>>>

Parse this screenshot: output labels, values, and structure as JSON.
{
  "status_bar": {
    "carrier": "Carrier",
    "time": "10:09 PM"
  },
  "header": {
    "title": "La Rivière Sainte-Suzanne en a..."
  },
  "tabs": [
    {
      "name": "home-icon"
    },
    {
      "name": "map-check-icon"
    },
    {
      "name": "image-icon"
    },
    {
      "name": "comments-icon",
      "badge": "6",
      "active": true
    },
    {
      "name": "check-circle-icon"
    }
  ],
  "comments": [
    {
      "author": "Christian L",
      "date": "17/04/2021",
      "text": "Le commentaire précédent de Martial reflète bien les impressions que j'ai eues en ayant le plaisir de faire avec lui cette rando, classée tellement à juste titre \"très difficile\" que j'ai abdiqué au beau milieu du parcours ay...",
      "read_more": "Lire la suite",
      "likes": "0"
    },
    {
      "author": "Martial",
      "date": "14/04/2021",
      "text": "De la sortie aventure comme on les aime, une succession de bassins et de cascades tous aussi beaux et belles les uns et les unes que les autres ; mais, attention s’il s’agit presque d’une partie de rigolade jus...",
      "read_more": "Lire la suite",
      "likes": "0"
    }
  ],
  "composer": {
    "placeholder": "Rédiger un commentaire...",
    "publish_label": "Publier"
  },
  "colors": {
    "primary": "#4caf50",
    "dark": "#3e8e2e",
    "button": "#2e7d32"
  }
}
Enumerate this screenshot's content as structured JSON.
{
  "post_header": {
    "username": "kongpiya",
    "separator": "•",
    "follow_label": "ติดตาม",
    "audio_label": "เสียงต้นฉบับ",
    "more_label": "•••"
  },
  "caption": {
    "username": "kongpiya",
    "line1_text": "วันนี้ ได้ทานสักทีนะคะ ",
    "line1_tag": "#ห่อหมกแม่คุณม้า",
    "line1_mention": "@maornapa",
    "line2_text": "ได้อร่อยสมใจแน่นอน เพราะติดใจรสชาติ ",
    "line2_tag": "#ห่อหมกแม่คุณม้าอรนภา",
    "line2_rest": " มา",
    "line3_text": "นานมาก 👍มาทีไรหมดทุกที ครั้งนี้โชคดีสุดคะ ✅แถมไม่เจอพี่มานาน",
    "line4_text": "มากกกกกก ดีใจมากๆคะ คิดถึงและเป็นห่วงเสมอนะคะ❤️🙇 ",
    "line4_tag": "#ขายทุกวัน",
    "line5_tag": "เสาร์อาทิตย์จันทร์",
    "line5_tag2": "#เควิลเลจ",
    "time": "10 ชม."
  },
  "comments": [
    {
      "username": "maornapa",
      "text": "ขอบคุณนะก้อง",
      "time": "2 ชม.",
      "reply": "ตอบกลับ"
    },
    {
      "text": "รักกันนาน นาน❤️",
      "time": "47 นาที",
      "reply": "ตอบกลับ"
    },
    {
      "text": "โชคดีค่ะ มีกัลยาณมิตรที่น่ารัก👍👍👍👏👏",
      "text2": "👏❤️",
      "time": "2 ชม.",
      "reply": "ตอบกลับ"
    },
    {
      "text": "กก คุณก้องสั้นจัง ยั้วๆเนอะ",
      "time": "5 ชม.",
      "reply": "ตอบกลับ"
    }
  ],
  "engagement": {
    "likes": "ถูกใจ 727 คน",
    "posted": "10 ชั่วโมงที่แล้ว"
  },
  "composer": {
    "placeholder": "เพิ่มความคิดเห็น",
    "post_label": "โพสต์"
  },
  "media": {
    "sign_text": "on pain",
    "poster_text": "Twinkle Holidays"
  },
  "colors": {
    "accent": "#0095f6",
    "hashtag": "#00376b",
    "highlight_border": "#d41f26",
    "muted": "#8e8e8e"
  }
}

<<<

## EXERCISE
Reproduce the data, keeping every line exactly the same.

## EXERCISE SOLUTION
Parse this screenshot: output labels, values, and structure as JSON.
{
  "status_bar": {
    "carrier": "Carrier",
    "time": "10:09 PM"
  },
  "header": {
    "title": "La Rivière Sainte-Suzanne en a..."
  },
  "tabs": [
    {
      "name": "home-icon"
    },
    {
      "name": "map-check-icon"
    },
    {
      "name": "image-icon"
    },
    {
      "name": "comments-icon",
      "badge": "6",
      "active": true
    },
    {
      "name": "check-circle-icon"
    }
  ],
  "comments": [
    {
      "author": "Christian L",
      "date": "17/04/2021",
      "text": "Le commentaire précédent de Martial reflète bien les impressions que j'ai eues en ayant le plaisir de faire avec lui cette rando, classée tellement à juste titre \"très difficile\" que j'ai abdiqué au beau milieu du parcours ay...",
      "read_more": "Lire la suite",
      "likes": "0"
    },
    {
      "author": "Martial",
      "date": "14/04/2021",
      "text": "De la sortie aventure comme on les aime, une succession de bassins et de cascades tous aussi beaux et belles les uns et les unes que les autres ; mais, attention s’il s’agit presque d’une partie de rigolade jus...",
      "read_more": "Lire la suite",
      "likes": "0"
    }
  ],
  "composer": {
    "placeholder": "Rédiger un commentaire...",
    "publish_label": "Publier"
  },
  "colors": {
    "primary": "#4caf50",
    "dark": "#3e8e2e",
    "button": "#2e7d32"
  }
}
Enumerate this screenshot's content as structured JSON.
{
  "post_header": {
    "username": "kongpiya",
    "separator": "•",
    "follow_label": "ติดตาม",
    "audio_label": "เสียงต้นฉบับ",
    "more_label": "•••"
  },
  "caption": {
    "username": "kongpiya",
    "line1_text": "วันนี้ ได้ทานสักทีนะคะ ",
    "line1_tag": "#ห่อหมกแม่คุณม้า",
    "line1_mention": "@maornapa",
    "line2_text": "ได้อร่อยสมใจแน่นอน เพราะติดใจรสชาติ ",
    "line2_tag": "#ห่อหมกแม่คุณม้าอรนภา",
    "line2_rest": " มา",
    "line3_text": "นานมาก 👍มาทีไรหมดทุกที ครั้งนี้โชคดีสุดคะ ✅แถมไม่เจอพี่มานาน",
    "line4_text": "มากกกกกก ดีใจมากๆคะ คิดถึงและเป็นห่วงเสมอนะคะ❤️🙇 ",
    "line4_tag": "#ขายทุกวัน",
    "line5_tag": "เสาร์อาทิตย์จันทร์",
    "line5_tag2": "#เควิลเลจ",
    "time": "10 ชม."
  },
  "comments": [
    {
      "username": "maornapa",
      "text": "ขอบคุณนะก้อง",
      "time": "2 ชม.",
      "reply": "ตอบกลับ"
    },
    {
      "text": "รักกันนาน นาน❤️",
      "time": "47 นาที",
      "reply": "ตอบกลับ"
    },
    {
      "text": "โชคดีค่ะ มีกัลยาณมิตรที่น่ารัก👍👍👍👏👏",
      "text2": "👏❤️",
      "time": "2 ชม.",
      "reply": "ตอบกลับ"
    },
    {
      "text": "กก คุณก้องสั้นจัง ยั้วๆเนอะ",
      "time": "5 ชม.",
      "reply": "ตอบกลับ"
    }
  ],
  "engagement": {
    "likes": "ถูกใจ 727 คน",
    "posted": "10 ชั่วโมงที่แล้ว"
  },
  "composer": {
    "placeholder": "เพิ่มความคิดเห็น",
    "post_label": "โพสต์"
  },
  "media": {
    "sign_text": "on pain",
    "poster_text": "Twinkle Holidays"
  },
  "colors": {
    "accent": "#0095f6",
    "hashtag": "#00376b",
    "highlight_border": "#d41f26",
    "muted": "#8e8e8e"
  }
}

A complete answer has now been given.